• Задание
Перепишете дословно отрывок из заметок о начале Первой мировой войны, начиная со слов «Заметки на полях» и продолжая вплоть до слов «ее исторического контекста.»?

• Текст для чтения
--
Заметки на полях доклада академика РАЕН Юрия Борисовича Магаршака "ПЕРВУЮ МИРОВУЮ ВОЙНУ НАЧАЛА РОССИЯ" на международной конференции в Москве.
Рассуждения о вине государств и государственных деятелей за начало Великой войны (Первой мировой) нельзя вести без уточнения ее исторического контекста.
Отметим для начала, что в роковое лето 1914 года европейская цивилизация, включая европеизированные слои Российской империи, была, как сейчас модно говорить, "гибридной".
Оглядываясь на прошедшие два столетия, мы видим, что примерно с 1830 года Западная Европа вступила на путь непрерывной либерально-прогрессистской эволюции. Эта эволюция для нас, после кошмаров "уколоченного века" (1914-1991), воспринимается как некий Эдем, как образец правильного и плавного развития, внутри которого, разумеется, происходят провалы и кризисы, но потом они же и исправляются по испытанному способу "пожар ей послужил немало к украшенью". Поэтому крах этого 84-летнего периода - от Парижской революции июля 1830 до военного кризиса июля 1914 - воспринимается так трагически, что хочется срочно найти кучку "политических проходимцев" и заклеймить их, как погубителей прогресса и гуманизма.
Но когда я назвал это период "гибридным", я исходил из того, что он был "либерализмом в стадии становления", переходом от феодально-сословного и клерикального традиционалистского социума к социуму, к которому подходят два определения - "открытое общество" и "массовое общество". В ходе этого перехода церковь и аристократия быстро теряли свое прежнее значение. В результате церковь превратилась в ретранслятора государственных националистических идеологий, а аристократия вытеснялась преимущественно в военную и дипломатическую сферы, уступая политику партиям, юристам и литераторам, а хозяйственную сферу - быстро растущим предпринимательскому и среднему классам.
Это привело к одновременному существованию на международном уровне двух этологических систем - основанной на все более кодифицированном конвенциональном, и обычном - наследии традиционного общества и "аристократических предрассудках". Изменяя масштаб, это как параллельное существование в наше время гражданского и уголовного кодексов и - "воровского закона". Тем более, что ключевые положения неписаного аристократического кодекса и "понятий" довольно близки, благо они имеют общий генезис от варварских военно-демократических обычаев. Все это очень важно для изучения событий, приведших к войне.
Строго исходя из норм тогдашнего международного права, войну начали Центральные державы. Двуединая монархия объявила войну Сербии, подвергла артобстрелу ее столицу - Белград, - а затем, переправив через Дунай по понтонам авангард, город оккупировала (ненадолго). Второй рейх объявил войну Российской империи и нарушил нейтралитет Люксембурга и Бельгии, оккупировав их без объявления войны. Два формально переданных Османской империи германских крейсера - линейный "Гёбен" и легкий "Бреслау" - без объявления войны обстреляли российские военные корабли на рейде Севастополя.
--
• Предоставленные записи
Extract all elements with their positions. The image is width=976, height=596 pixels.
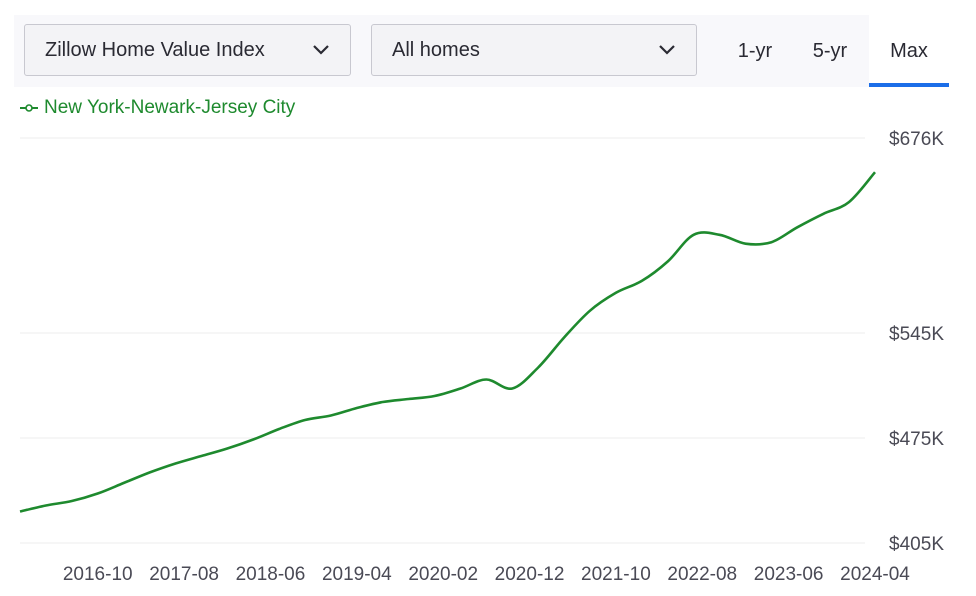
data-point[interactable] (768, 239, 774, 245)
home-type-select-label: All homes (392, 38, 480, 61)
data-point[interactable] (691, 232, 697, 238)
x-tick-label: 2017-08 (149, 564, 219, 585)
x-tick-label: 2016-10 (63, 564, 133, 585)
x-tick-label: 2022-08 (667, 564, 737, 585)
legend-line-marker-icon (20, 104, 38, 112)
data-point[interactable] (561, 335, 567, 341)
tab-max[interactable]: Max (869, 15, 949, 87)
x-tick-label: 2019-04 (322, 564, 392, 585)
metric-select[interactable]: Zillow Home Value Index (24, 24, 351, 76)
x-tick-label: 2020-12 (495, 564, 565, 585)
data-point[interactable] (613, 290, 619, 296)
data-point[interactable] (587, 308, 593, 314)
y-tick-label: $545K (889, 324, 944, 345)
data-point[interactable] (432, 393, 438, 399)
x-tick-label: 2018-06 (236, 564, 306, 585)
tab-5-yr[interactable]: 5-yr (812, 39, 848, 62)
data-point[interactable] (820, 211, 826, 217)
data-point[interactable] (458, 386, 464, 392)
data-point[interactable] (846, 199, 852, 205)
data-point[interactable] (509, 386, 515, 392)
y-tick-label: $405K (889, 534, 944, 555)
chevron-down-icon (313, 45, 329, 55)
data-point[interactable] (665, 259, 671, 265)
time-range-tabs: 1-yr 5-yr Max (719, 15, 949, 87)
chevron-down-icon (659, 45, 675, 55)
data-point[interactable] (147, 470, 153, 476)
data-point[interactable] (483, 377, 489, 383)
data-point[interactable] (173, 461, 179, 467)
x-tick-label: 2021-10 (581, 564, 651, 585)
data-point[interactable] (717, 232, 723, 238)
legend-series-name: New York-Newark-Jersey City (44, 97, 296, 118)
x-tick-label: 2020-02 (408, 564, 478, 585)
data-point[interactable] (535, 365, 541, 371)
data-point[interactable] (380, 399, 386, 405)
data-point[interactable] (121, 480, 127, 486)
data-point[interactable] (354, 405, 360, 411)
x-tick-label: 2024-04 (840, 564, 910, 585)
y-tick-label: $475K (889, 429, 944, 450)
metric-select-label: Zillow Home Value Index (45, 38, 265, 61)
home-type-select[interactable]: All homes (371, 24, 697, 76)
data-point[interactable] (302, 417, 308, 423)
data-point[interactable] (250, 437, 256, 443)
tab-1-yr[interactable]: 1-yr (737, 39, 773, 62)
series-line[interactable] (19, 171, 876, 513)
data-point[interactable] (406, 396, 412, 402)
data-point[interactable] (794, 224, 800, 230)
data-point[interactable] (69, 498, 75, 504)
data-point[interactable] (872, 169, 878, 175)
chart-legend[interactable]: New York-Newark-Jersey City (20, 95, 295, 121)
y-tick-label: $676K (889, 129, 944, 150)
data-point[interactable] (328, 413, 334, 419)
data-point[interactable] (17, 509, 23, 515)
data-point[interactable] (276, 426, 282, 432)
data-point[interactable] (43, 503, 49, 509)
data-point[interactable] (639, 278, 645, 284)
x-tick-label: 2023-06 (754, 564, 824, 585)
data-point[interactable] (198, 453, 204, 459)
data-point[interactable] (743, 241, 749, 247)
data-point[interactable] (224, 446, 230, 452)
data-point[interactable] (95, 491, 101, 497)
chart-toolbar: Zillow Home Value Index All homes 1-yr 5… (14, 15, 949, 87)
--
• Выполненное задание
Заметки на полях доклада академика РАЕН Юрия Борисовича Магаршака "ПЕРВУЮ МИРОВУЮ ВОЙНУ НАЧАЛА РОССИЯ" на международной конференции в Москве.
Рассуждения о вине государств и государственных деятелей за начало Великой войны (Первой мировой) нельзя вести без уточнения ее исторического контекста.